## WHAT YOU SHOULD DO
State the number of lines below in which the word "Medicinae" appears. Nothing else belongs in the answer.

------ TASK INPUTS ------

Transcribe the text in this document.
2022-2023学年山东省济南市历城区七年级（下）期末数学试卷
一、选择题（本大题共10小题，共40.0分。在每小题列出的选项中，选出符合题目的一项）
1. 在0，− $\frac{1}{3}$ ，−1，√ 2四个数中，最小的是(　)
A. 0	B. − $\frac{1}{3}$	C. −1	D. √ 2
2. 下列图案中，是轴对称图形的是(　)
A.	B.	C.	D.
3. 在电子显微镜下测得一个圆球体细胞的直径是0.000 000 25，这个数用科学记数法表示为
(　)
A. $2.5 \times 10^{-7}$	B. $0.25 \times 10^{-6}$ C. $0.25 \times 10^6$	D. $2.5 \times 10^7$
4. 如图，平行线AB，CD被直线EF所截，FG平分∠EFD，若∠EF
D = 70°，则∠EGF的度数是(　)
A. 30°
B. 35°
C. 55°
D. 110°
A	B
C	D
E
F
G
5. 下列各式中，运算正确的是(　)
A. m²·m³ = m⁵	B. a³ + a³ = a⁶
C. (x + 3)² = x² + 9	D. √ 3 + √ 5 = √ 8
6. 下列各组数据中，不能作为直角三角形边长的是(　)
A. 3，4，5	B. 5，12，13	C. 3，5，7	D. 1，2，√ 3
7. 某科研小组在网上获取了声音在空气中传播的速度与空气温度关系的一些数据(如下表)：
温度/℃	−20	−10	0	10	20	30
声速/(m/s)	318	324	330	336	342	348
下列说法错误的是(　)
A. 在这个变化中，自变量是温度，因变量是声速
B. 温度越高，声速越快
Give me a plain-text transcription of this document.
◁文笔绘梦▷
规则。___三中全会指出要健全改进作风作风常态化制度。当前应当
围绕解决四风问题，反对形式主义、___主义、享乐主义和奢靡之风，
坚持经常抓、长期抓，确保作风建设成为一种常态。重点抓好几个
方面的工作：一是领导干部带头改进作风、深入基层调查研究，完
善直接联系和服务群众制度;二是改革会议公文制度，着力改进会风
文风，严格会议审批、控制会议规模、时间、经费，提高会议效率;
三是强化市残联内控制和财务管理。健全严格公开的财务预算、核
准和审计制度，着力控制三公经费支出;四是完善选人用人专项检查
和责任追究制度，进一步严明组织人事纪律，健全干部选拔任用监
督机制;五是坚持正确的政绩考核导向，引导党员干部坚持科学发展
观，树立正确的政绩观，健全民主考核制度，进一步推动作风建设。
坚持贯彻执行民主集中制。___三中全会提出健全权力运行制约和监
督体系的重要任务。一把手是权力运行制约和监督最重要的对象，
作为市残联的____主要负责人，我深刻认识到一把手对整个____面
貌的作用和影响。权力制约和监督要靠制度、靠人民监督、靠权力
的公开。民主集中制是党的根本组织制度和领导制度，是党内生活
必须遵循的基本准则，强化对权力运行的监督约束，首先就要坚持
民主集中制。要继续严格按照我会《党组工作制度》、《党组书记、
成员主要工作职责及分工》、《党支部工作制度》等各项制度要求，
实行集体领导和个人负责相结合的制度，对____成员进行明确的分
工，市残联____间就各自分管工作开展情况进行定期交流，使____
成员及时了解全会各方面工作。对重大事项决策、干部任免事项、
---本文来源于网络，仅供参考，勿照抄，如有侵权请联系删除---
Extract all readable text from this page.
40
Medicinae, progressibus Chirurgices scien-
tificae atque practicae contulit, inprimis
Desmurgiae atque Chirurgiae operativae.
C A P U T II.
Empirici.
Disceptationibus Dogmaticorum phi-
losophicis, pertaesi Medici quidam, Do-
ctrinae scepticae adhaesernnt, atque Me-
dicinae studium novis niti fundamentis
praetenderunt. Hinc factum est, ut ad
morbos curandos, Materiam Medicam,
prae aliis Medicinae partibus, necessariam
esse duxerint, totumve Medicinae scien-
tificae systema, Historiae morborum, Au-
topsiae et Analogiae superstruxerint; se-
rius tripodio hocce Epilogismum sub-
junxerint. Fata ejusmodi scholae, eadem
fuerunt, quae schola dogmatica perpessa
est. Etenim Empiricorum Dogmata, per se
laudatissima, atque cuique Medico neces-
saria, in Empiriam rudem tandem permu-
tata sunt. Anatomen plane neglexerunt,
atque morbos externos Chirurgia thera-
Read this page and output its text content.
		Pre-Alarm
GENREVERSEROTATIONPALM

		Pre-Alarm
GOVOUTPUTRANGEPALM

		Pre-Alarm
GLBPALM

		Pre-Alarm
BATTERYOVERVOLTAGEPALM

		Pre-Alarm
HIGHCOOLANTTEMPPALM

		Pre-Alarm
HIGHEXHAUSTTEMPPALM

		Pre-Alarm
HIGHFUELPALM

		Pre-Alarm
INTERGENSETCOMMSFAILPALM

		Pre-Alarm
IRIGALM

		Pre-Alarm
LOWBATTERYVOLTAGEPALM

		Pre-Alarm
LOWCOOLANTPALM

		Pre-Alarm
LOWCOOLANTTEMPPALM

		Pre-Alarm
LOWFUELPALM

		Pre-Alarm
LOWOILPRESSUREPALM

------

## OUTPUT BELOW
3